__What you have to do__
Quote the records that follow in full, leaving the pictures out.

··· Exercise inputs

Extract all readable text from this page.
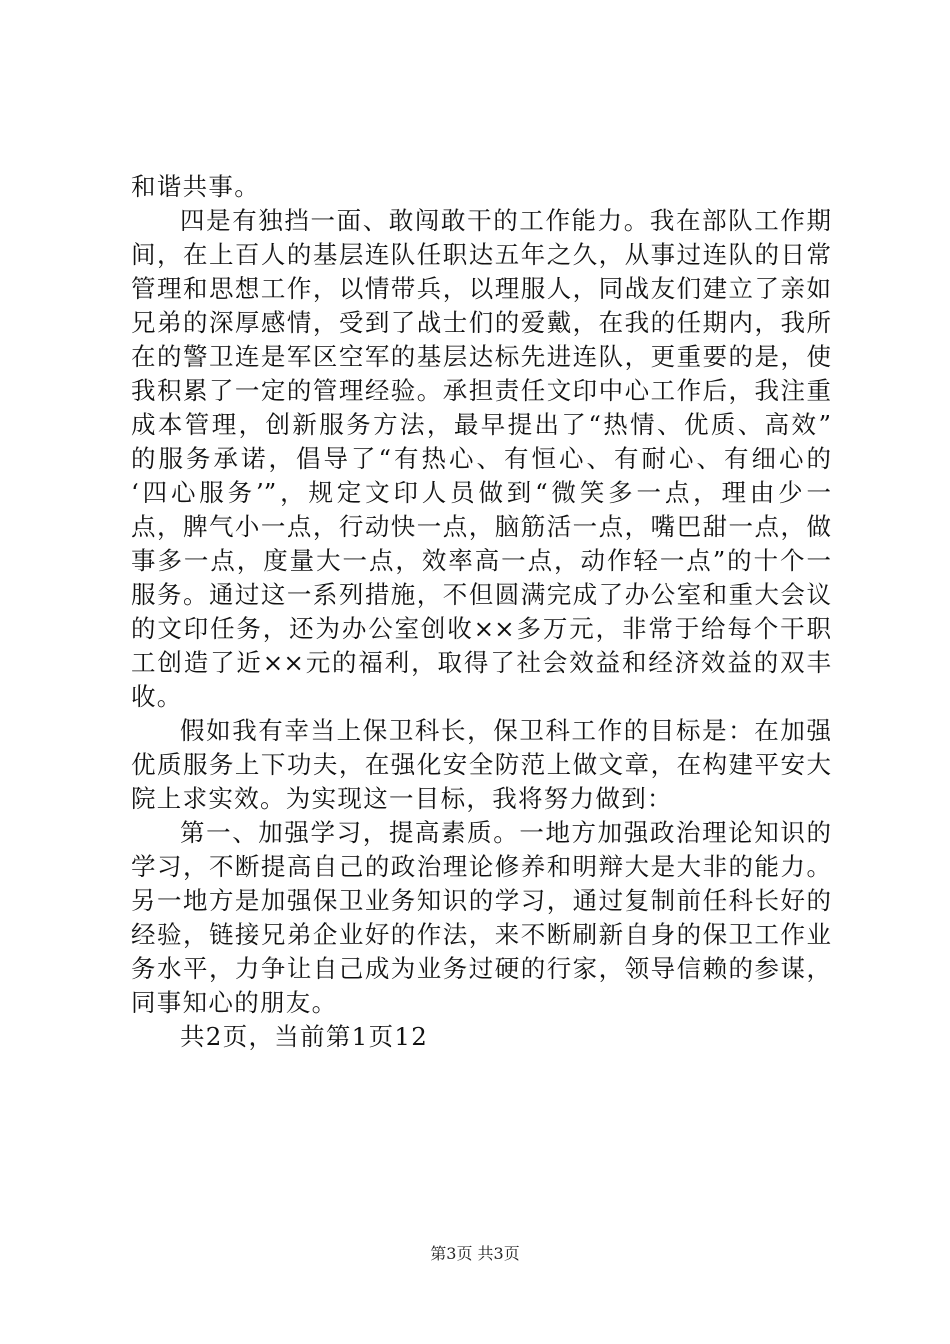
和谐共事。
四是有独挡一面、敢闯敢干的工作能力。我在部队工作期
间，在上百人的基层连队任职达五年之久，从事过连队的日常
管理和思想工作，以情带兵，以理服人，同战友们建立了亲如
兄弟的深厚感情，受到了战士们的爱戴，在我的任期内，我所
在的警卫连是军区空军的基层达标先进连队，更重要的是，使
我积累了一定的管理经验。承担责任文印中心工作后，我注重
成本管理，创新服务方法，最早提出了“热情、优质、高效”
的服务承诺，倡导了“有热心、有恒心、有耐心、有细心的
‘四心服务’”，规定文印人员做到“微笑多一点，理由少一
点，脾气小一点，行动快一点，脑筋活一点，嘴巴甜一点，做
事多一点，度量大一点，效率高一点，动作轻一点”的十个一
服务。通过这一系列措施，不但圆满完成了办公室和重大会议
的文印任务，还为办公室创收××多万元，非常于给每个干职
工创造了近××元的福利，取得了社会效益和经济效益的双丰
收。
假如我有幸当上保卫科长，保卫科工作的目标是：在加强
优质服务上下功夫，在强化安全防范上做文章，在构建平安大
院上求实效。为实现这一目标，我将努力做到：
第一、加强学习，提高素质。一地方加强政治理论知识的
学习，不断提高自己的政治理论修养和明辩大是大非的能力。
另一地方是加强保卫业务知识的学习，通过复制前任科长好的
经验，链接兄弟企业好的作法，来不断刷新自身的保卫工作业
务水平，力争让自己成为业务过硬的行家，领导信赖的参谋，
同事知心的朋友。
共2页，当前第1页12
第3页 共3页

······

__Solution for this task__
Extract all readable text from this page.
和谐共事。
四是有独挡一面、敢闯敢干的工作能力。我在部队工作期
间，在上百人的基层连队任职达五年之久，从事过连队的日常
管理和思想工作，以情带兵，以理服人，同战友们建立了亲如
兄弟的深厚感情，受到了战士们的爱戴，在我的任期内，我所
在的警卫连是军区空军的基层达标先进连队，更重要的是，使
我积累了一定的管理经验。承担责任文印中心工作后，我注重
成本管理，创新服务方法，最早提出了“热情、优质、高效”
的服务承诺，倡导了“有热心、有恒心、有耐心、有细心的
‘四心服务’”，规定文印人员做到“微笑多一点，理由少一
点，脾气小一点，行动快一点，脑筋活一点，嘴巴甜一点，做
事多一点，度量大一点，效率高一点，动作轻一点”的十个一
服务。通过这一系列措施，不但圆满完成了办公室和重大会议
的文印任务，还为办公室创收××多万元，非常于给每个干职
工创造了近××元的福利，取得了社会效益和经济效益的双丰
收。
假如我有幸当上保卫科长，保卫科工作的目标是：在加强
优质服务上下功夫，在强化安全防范上做文章，在构建平安大
院上求实效。为实现这一目标，我将努力做到：
第一、加强学习，提高素质。一地方加强政治理论知识的
学习，不断提高自己的政治理论修养和明辩大是大非的能力。
另一地方是加强保卫业务知识的学习，通过复制前任科长好的
经验，链接兄弟企业好的作法，来不断刷新自身的保卫工作业
务水平，力争让自己成为业务过硬的行家，领导信赖的参谋，
同事知心的朋友。
共2页，当前第1页12
第3页 共3页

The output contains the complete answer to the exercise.